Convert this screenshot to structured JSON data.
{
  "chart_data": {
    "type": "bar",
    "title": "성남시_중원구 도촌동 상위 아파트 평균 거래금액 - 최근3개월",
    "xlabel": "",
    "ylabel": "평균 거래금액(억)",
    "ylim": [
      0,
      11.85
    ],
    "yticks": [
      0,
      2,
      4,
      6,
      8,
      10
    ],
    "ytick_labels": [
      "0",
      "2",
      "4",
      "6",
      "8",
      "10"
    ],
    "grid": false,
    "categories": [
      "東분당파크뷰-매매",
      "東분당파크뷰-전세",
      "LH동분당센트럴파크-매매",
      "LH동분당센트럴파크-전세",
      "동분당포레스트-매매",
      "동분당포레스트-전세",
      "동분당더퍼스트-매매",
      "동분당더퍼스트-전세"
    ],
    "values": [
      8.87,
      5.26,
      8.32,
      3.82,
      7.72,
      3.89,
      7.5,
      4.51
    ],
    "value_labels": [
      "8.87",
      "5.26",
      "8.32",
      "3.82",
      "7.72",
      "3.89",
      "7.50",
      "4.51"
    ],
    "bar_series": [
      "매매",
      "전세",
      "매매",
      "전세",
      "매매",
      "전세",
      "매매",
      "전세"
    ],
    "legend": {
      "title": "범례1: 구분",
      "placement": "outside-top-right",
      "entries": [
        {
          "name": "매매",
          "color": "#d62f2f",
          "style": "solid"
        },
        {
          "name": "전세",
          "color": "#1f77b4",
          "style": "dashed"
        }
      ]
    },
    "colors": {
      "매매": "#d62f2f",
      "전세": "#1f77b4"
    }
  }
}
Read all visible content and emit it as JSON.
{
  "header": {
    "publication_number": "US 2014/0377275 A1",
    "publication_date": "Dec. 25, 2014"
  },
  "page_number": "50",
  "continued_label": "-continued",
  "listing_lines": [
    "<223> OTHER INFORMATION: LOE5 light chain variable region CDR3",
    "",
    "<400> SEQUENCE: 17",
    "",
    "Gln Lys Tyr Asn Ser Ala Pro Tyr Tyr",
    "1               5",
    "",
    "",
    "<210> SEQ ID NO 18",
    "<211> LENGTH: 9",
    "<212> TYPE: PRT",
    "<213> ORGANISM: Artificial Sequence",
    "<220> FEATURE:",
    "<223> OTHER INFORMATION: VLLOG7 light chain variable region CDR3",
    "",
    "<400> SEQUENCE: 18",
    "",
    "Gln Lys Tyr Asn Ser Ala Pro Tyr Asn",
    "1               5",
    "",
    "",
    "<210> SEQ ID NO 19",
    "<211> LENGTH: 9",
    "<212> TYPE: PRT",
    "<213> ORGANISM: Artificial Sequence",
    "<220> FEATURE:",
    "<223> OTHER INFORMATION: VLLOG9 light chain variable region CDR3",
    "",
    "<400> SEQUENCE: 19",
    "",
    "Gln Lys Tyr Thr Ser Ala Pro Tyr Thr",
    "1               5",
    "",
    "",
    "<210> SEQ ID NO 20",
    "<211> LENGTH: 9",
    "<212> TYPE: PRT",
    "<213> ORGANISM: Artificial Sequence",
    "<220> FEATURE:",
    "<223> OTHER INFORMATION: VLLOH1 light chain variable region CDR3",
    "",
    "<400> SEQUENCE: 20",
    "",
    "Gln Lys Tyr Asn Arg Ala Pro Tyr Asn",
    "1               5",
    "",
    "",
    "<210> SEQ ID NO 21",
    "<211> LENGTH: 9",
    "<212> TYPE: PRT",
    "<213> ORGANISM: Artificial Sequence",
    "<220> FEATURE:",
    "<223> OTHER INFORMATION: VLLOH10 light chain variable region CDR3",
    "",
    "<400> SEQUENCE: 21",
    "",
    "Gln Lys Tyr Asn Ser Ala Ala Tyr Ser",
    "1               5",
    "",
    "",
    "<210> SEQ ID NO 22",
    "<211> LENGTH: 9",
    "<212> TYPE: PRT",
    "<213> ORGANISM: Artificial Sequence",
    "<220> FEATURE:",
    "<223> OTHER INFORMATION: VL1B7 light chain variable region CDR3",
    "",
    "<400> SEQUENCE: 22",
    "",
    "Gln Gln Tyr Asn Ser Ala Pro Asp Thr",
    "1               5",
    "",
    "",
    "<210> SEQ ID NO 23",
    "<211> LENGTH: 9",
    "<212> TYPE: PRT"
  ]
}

Stated exercise
Take the entries above and transcribe them exactly.

Task output
Convert this screenshot to structured JSON data.
{
  "chart_data": {
    "type": "bar",
    "title": "성남시_중원구 도촌동 상위 아파트 평균 거래금액 - 최근3개월",
    "xlabel": "",
    "ylabel": "평균 거래금액(억)",
    "ylim": [
      0,
      11.85
    ],
    "yticks": [
      0,
      2,
      4,
      6,
      8,
      10
    ],
    "ytick_labels": [
      "0",
      "2",
      "4",
      "6",
      "8",
      "10"
    ],
    "grid": false,
    "categories": [
      "東분당파크뷰-매매",
      "東분당파크뷰-전세",
      "LH동분당센트럴파크-매매",
      "LH동분당센트럴파크-전세",
      "동분당포레스트-매매",
      "동분당포레스트-전세",
      "동분당더퍼스트-매매",
      "동분당더퍼스트-전세"
    ],
    "values": [
      8.87,
      5.26,
      8.32,
      3.82,
      7.72,
      3.89,
      7.5,
      4.51
    ],
    "value_labels": [
      "8.87",
      "5.26",
      "8.32",
      "3.82",
      "7.72",
      "3.89",
      "7.50",
      "4.51"
    ],
    "bar_series": [
      "매매",
      "전세",
      "매매",
      "전세",
      "매매",
      "전세",
      "매매",
      "전세"
    ],
    "legend": {
      "title": "범례1: 구분",
      "placement": "outside-top-right",
      "entries": [
        {
          "name": "매매",
          "color": "#d62f2f",
          "style": "solid"
        },
        {
          "name": "전세",
          "color": "#1f77b4",
          "style": "dashed"
        }
      ]
    },
    "colors": {
      "매매": "#d62f2f",
      "전세": "#1f77b4"
    }
  }
}
Read all visible content and emit it as JSON.
{
  "header": {
    "publication_number": "US 2014/0377275 A1",
    "publication_date": "Dec. 25, 2014"
  },
  "page_number": "50",
  "continued_label": "-continued",
  "listing_lines": [
    "<223> OTHER INFORMATION: LOE5 light chain variable region CDR3",
    "",
    "<400> SEQUENCE: 17",
    "",
    "Gln Lys Tyr Asn Ser Ala Pro Tyr Tyr",
    "1               5",
    "",
    "",
    "<210> SEQ ID NO 18",
    "<211> LENGTH: 9",
    "<212> TYPE: PRT",
    "<213> ORGANISM: Artificial Sequence",
    "<220> FEATURE:",
    "<223> OTHER INFORMATION: VLLOG7 light chain variable region CDR3",
    "",
    "<400> SEQUENCE: 18",
    "",
    "Gln Lys Tyr Asn Ser Ala Pro Tyr Asn",
    "1               5",
    "",
    "",
    "<210> SEQ ID NO 19",
    "<211> LENGTH: 9",
    "<212> TYPE: PRT",
    "<213> ORGANISM: Artificial Sequence",
    "<220> FEATURE:",
    "<223> OTHER INFORMATION: VLLOG9 light chain variable region CDR3",
    "",
    "<400> SEQUENCE: 19",
    "",
    "Gln Lys Tyr Thr Ser Ala Pro Tyr Thr",
    "1               5",
    "",
    "",
    "<210> SEQ ID NO 20",
    "<211> LENGTH: 9",
    "<212> TYPE: PRT",
    "<213> ORGANISM: Artificial Sequence",
    "<220> FEATURE:",
    "<223> OTHER INFORMATION: VLLOH1 light chain variable region CDR3",
    "",
    "<400> SEQUENCE: 20",
    "",
    "Gln Lys Tyr Asn Arg Ala Pro Tyr Asn",
    "1               5",
    "",
    "",
    "<210> SEQ ID NO 21",
    "<211> LENGTH: 9",
    "<212> TYPE: PRT",
    "<213> ORGANISM: Artificial Sequence",
    "<220> FEATURE:",
    "<223> OTHER INFORMATION: VLLOH10 light chain variable region CDR3",
    "",
    "<400> SEQUENCE: 21",
    "",
    "Gln Lys Tyr Asn Ser Ala Ala Tyr Ser",
    "1               5",
    "",
    "",
    "<210> SEQ ID NO 22",
    "<211> LENGTH: 9",
    "<212> TYPE: PRT",
    "<213> ORGANISM: Artificial Sequence",
    "<220> FEATURE:",
    "<223> OTHER INFORMATION: VL1B7 light chain variable region CDR3",
    "",
    "<400> SEQUENCE: 22",
    "",
    "Gln Gln Tyr Asn Ser Ala Pro Asp Thr",
    "1               5",
    "",
    "",
    "<210> SEQ ID NO 23",
    "<211> LENGTH: 9",
    "<212> TYPE: PRT"
  ]
}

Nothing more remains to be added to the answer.